Pick out all lines in the listing holding the string "document" and copy them.
>> Start RECORDED INFORMATION
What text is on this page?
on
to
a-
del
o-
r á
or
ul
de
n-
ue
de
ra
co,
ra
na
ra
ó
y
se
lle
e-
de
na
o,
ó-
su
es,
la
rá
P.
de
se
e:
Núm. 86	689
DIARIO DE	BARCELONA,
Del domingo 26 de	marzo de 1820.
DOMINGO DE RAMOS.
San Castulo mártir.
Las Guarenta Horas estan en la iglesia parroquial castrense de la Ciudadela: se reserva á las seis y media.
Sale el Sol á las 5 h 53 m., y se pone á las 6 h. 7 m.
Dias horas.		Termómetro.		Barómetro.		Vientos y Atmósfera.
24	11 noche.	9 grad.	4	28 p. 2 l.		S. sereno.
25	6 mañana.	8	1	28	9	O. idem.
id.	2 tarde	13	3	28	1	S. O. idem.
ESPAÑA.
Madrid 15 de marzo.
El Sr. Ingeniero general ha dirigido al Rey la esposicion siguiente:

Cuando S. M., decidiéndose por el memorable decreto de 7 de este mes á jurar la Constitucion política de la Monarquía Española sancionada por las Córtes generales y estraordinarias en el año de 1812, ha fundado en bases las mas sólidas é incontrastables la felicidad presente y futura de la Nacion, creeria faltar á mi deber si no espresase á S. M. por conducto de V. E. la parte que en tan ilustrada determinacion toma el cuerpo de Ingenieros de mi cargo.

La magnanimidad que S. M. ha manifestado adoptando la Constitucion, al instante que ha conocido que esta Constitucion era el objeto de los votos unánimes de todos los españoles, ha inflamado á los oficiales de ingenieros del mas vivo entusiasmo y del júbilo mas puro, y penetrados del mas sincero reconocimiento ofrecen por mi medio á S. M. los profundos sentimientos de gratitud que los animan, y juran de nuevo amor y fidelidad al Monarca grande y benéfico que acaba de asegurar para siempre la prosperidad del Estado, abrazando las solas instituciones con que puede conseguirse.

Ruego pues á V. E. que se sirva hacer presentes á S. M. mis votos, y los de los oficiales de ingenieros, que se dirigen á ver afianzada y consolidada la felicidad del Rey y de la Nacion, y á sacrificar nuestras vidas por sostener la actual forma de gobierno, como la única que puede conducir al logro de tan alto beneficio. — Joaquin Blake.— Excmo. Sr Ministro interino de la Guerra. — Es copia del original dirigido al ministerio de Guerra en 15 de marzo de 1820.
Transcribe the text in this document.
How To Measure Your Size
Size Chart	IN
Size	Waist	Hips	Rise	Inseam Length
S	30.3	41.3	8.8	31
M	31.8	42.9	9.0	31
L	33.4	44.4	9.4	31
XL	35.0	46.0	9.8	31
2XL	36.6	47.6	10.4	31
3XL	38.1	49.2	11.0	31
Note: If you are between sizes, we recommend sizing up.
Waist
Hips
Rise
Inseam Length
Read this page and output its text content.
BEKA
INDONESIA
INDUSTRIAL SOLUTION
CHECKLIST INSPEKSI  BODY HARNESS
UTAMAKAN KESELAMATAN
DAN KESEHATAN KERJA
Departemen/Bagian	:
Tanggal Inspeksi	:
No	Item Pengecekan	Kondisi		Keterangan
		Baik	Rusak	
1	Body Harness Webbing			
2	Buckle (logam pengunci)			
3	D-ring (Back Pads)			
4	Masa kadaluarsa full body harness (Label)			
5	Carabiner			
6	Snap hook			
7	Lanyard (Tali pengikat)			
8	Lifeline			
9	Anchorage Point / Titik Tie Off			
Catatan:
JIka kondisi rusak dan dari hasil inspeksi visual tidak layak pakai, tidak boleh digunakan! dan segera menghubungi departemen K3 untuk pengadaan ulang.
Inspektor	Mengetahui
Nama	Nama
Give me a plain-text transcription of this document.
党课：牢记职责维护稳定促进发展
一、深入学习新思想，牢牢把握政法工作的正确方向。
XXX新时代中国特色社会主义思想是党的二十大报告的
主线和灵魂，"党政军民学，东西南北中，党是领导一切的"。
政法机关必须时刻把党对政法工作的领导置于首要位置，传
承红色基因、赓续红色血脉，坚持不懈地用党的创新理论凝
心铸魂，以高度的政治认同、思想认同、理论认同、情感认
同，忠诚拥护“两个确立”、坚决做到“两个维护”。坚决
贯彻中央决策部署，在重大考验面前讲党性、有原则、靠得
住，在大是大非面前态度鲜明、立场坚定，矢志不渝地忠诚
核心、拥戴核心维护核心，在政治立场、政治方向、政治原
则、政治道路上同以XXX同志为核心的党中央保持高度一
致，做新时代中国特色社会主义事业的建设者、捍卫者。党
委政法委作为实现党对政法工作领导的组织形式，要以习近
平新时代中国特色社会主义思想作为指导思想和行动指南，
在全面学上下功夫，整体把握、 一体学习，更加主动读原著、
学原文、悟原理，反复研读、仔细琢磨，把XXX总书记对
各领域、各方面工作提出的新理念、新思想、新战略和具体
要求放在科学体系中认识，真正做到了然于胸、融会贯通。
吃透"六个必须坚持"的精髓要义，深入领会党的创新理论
>> End RECORDED INFORMATION
→ **WORKED SOLUTION**
Transcribe the text in this document.
Give me a plain-text transcription of this document.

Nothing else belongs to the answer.